◆ Job
Retype the whole listing below, character for character.

◆ Supplied data
++++++

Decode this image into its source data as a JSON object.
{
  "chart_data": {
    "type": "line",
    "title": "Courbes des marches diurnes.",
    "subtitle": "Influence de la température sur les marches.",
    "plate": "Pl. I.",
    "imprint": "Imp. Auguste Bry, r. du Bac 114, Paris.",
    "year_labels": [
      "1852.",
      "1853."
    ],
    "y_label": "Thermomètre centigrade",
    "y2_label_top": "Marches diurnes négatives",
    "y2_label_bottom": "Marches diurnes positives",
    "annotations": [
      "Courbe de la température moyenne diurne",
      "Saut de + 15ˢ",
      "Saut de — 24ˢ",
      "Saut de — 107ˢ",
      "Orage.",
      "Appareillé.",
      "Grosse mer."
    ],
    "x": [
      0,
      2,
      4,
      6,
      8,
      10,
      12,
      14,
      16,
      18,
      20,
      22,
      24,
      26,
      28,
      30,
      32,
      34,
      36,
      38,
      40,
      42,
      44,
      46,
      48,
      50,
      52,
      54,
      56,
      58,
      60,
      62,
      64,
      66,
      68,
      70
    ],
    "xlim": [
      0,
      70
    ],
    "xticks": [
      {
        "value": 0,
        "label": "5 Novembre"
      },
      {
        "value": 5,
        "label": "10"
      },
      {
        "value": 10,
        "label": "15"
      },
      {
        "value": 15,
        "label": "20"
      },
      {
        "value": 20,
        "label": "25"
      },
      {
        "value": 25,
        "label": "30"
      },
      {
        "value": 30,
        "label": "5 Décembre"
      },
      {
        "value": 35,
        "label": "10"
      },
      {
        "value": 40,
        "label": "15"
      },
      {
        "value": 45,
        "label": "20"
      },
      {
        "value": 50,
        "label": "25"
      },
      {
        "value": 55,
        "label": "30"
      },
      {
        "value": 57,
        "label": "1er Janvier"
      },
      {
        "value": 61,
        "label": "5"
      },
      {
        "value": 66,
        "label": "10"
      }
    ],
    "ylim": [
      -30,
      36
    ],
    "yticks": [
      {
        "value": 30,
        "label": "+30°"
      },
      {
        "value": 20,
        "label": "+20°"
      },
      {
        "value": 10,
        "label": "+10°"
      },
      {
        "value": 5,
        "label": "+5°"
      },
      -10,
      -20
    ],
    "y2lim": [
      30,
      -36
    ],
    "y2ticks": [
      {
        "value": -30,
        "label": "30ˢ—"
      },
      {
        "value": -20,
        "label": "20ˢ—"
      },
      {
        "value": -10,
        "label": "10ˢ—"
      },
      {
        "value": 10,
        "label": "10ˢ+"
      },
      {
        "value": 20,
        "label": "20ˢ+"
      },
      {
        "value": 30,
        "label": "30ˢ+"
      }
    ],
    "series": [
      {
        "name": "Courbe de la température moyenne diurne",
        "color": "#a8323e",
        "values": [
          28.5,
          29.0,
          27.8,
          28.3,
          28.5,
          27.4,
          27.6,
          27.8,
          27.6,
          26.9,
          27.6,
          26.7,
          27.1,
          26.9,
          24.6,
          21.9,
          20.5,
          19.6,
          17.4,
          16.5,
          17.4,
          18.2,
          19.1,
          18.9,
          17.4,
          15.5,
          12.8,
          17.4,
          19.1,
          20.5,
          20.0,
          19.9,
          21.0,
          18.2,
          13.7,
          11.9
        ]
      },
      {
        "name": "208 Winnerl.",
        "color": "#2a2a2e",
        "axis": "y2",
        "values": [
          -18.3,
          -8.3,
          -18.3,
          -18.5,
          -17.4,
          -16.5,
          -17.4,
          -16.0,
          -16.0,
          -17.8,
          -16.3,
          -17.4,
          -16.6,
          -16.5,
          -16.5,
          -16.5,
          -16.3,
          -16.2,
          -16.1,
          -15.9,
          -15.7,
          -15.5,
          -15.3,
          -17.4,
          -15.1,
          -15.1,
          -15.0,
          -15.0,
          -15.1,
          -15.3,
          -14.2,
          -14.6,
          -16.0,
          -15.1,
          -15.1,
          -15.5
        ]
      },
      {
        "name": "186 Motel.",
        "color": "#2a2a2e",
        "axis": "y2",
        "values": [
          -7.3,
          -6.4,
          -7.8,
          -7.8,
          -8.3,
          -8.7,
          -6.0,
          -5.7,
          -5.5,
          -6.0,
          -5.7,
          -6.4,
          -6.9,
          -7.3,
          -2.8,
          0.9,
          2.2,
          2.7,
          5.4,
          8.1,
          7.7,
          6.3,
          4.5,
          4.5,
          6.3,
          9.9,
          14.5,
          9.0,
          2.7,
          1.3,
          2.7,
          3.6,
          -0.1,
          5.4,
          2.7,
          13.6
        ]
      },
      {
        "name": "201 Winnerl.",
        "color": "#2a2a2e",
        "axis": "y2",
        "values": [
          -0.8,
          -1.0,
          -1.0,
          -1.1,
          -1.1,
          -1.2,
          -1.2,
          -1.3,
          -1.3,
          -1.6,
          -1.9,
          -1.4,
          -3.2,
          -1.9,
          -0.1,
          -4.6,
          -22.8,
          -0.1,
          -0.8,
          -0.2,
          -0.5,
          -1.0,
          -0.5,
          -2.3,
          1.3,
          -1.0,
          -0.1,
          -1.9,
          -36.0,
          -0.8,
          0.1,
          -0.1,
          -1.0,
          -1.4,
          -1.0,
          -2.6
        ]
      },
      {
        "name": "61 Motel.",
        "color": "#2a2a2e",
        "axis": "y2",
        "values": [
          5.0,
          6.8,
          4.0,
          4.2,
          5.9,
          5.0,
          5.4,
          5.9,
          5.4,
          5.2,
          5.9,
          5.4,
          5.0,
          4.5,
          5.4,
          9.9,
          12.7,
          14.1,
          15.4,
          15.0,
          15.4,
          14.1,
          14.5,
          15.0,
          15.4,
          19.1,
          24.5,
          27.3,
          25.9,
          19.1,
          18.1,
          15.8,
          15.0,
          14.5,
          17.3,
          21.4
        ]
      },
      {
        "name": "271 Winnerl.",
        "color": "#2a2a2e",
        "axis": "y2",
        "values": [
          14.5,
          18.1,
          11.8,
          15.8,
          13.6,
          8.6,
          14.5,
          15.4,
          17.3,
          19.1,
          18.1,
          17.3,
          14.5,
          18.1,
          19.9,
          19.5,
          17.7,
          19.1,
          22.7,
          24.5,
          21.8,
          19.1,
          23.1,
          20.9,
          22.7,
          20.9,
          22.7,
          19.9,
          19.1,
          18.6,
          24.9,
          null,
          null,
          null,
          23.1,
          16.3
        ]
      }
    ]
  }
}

++++++

◆ Problem solution
Decode this image into its source data as a JSON object.
{
  "chart_data": {
    "type": "line",
    "title": "Courbes des marches diurnes.",
    "subtitle": "Influence de la température sur les marches.",
    "plate": "Pl. I.",
    "imprint": "Imp. Auguste Bry, r. du Bac 114, Paris.",
    "year_labels": [
      "1852.",
      "1853."
    ],
    "y_label": "Thermomètre centigrade",
    "y2_label_top": "Marches diurnes négatives",
    "y2_label_bottom": "Marches diurnes positives",
    "annotations": [
      "Courbe de la température moyenne diurne",
      "Saut de + 15ˢ",
      "Saut de — 24ˢ",
      "Saut de — 107ˢ",
      "Orage.",
      "Appareillé.",
      "Grosse mer."
    ],
    "x": [
      0,
      2,
      4,
      6,
      8,
      10,
      12,
      14,
      16,
      18,
      20,
      22,
      24,
      26,
      28,
      30,
      32,
      34,
      36,
      38,
      40,
      42,
      44,
      46,
      48,
      50,
      52,
      54,
      56,
      58,
      60,
      62,
      64,
      66,
      68,
      70
    ],
    "xlim": [
      0,
      70
    ],
    "xticks": [
      {
        "value": 0,
        "label": "5 Novembre"
      },
      {
        "value": 5,
        "label": "10"
      },
      {
        "value": 10,
        "label": "15"
      },
      {
        "value": 15,
        "label": "20"
      },
      {
        "value": 20,
        "label": "25"
      },
      {
        "value": 25,
        "label": "30"
      },
      {
        "value": 30,
        "label": "5 Décembre"
      },
      {
        "value": 35,
        "label": "10"
      },
      {
        "value": 40,
        "label": "15"
      },
      {
        "value": 45,
        "label": "20"
      },
      {
        "value": 50,
        "label": "25"
      },
      {
        "value": 55,
        "label": "30"
      },
      {
        "value": 57,
        "label": "1er Janvier"
      },
      {
        "value": 61,
        "label": "5"
      },
      {
        "value": 66,
        "label": "10"
      }
    ],
    "ylim": [
      -30,
      36
    ],
    "yticks": [
      {
        "value": 30,
        "label": "+30°"
      },
      {
        "value": 20,
        "label": "+20°"
      },
      {
        "value": 10,
        "label": "+10°"
      },
      {
        "value": 5,
        "label": "+5°"
      },
      -10,
      -20
    ],
    "y2lim": [
      30,
      -36
    ],
    "y2ticks": [
      {
        "value": -30,
        "label": "30ˢ—"
      },
      {
        "value": -20,
        "label": "20ˢ—"
      },
      {
        "value": -10,
        "label": "10ˢ—"
      },
      {
        "value": 10,
        "label": "10ˢ+"
      },
      {
        "value": 20,
        "label": "20ˢ+"
      },
      {
        "value": 30,
        "label": "30ˢ+"
      }
    ],
    "series": [
      {
        "name": "Courbe de la température moyenne diurne",
        "color": "#a8323e",
        "values": [
          28.5,
          29.0,
          27.8,
          28.3,
          28.5,
          27.4,
          27.6,
          27.8,
          27.6,
          26.9,
          27.6,
          26.7,
          27.1,
          26.9,
          24.6,
          21.9,
          20.5,
          19.6,
          17.4,
          16.5,
          17.4,
          18.2,
          19.1,
          18.9,
          17.4,
          15.5,
          12.8,
          17.4,
          19.1,
          20.5,
          20.0,
          19.9,
          21.0,
          18.2,
          13.7,
          11.9
        ]
      },
      {
        "name": "208 Winnerl.",
        "color": "#2a2a2e",
        "axis": "y2",
        "values": [
          -18.3,
          -8.3,
          -18.3,
          -18.5,
          -17.4,
          -16.5,
          -17.4,
          -16.0,
          -16.0,
          -17.8,
          -16.3,
          -17.4,
          -16.6,
          -16.5,
          -16.5,
          -16.5,
          -16.3,
          -16.2,
          -16.1,
          -15.9,
          -15.7,
          -15.5,
          -15.3,
          -17.4,
          -15.1,
          -15.1,
          -15.0,
          -15.0,
          -15.1,
          -15.3,
          -14.2,
          -14.6,
          -16.0,
          -15.1,
          -15.1,
          -15.5
        ]
      },
      {
        "name": "186 Motel.",
        "color": "#2a2a2e",
        "axis": "y2",
        "values": [
          -7.3,
          -6.4,
          -7.8,
          -7.8,
          -8.3,
          -8.7,
          -6.0,
          -5.7,
          -5.5,
          -6.0,
          -5.7,
          -6.4,
          -6.9,
          -7.3,
          -2.8,
          0.9,
          2.2,
          2.7,
          5.4,
          8.1,
          7.7,
          6.3,
          4.5,
          4.5,
          6.3,
          9.9,
          14.5,
          9.0,
          2.7,
          1.3,
          2.7,
          3.6,
          -0.1,
          5.4,
          2.7,
          13.6
        ]
      },
      {
        "name": "201 Winnerl.",
        "color": "#2a2a2e",
        "axis": "y2",
        "values": [
          -0.8,
          -1.0,
          -1.0,
          -1.1,
          -1.1,
          -1.2,
          -1.2,
          -1.3,
          -1.3,
          -1.6,
          -1.9,
          -1.4,
          -3.2,
          -1.9,
          -0.1,
          -4.6,
          -22.8,
          -0.1,
          -0.8,
          -0.2,
          -0.5,
          -1.0,
          -0.5,
          -2.3,
          1.3,
          -1.0,
          -0.1,
          -1.9,
          -36.0,
          -0.8,
          0.1,
          -0.1,
          -1.0,
          -1.4,
          -1.0,
          -2.6
        ]
      },
      {
        "name": "61 Motel.",
        "color": "#2a2a2e",
        "axis": "y2",
        "values": [
          5.0,
          6.8,
          4.0,
          4.2,
          5.9,
          5.0,
          5.4,
          5.9,
          5.4,
          5.2,
          5.9,
          5.4,
          5.0,
          4.5,
          5.4,
          9.9,
          12.7,
          14.1,
          15.4,
          15.0,
          15.4,
          14.1,
          14.5,
          15.0,
          15.4,
          19.1,
          24.5,
          27.3,
          25.9,
          19.1,
          18.1,
          15.8,
          15.0,
          14.5,
          17.3,
          21.4
        ]
      },
      {
        "name": "271 Winnerl.",
        "color": "#2a2a2e",
        "axis": "y2",
        "values": [
          14.5,
          18.1,
          11.8,
          15.8,
          13.6,
          8.6,
          14.5,
          15.4,
          17.3,
          19.1,
          18.1,
          17.3,
          14.5,
          18.1,
          19.9,
          19.5,
          17.7,
          19.1,
          22.7,
          24.5,
          21.8,
          19.1,
          23.1,
          20.9,
          22.7,
          20.9,
          22.7,
          19.9,
          19.1,
          18.6,
          24.9,
          null,
          null,
          null,
          23.1,
          16.3
        ]
      }
    ]
  }
}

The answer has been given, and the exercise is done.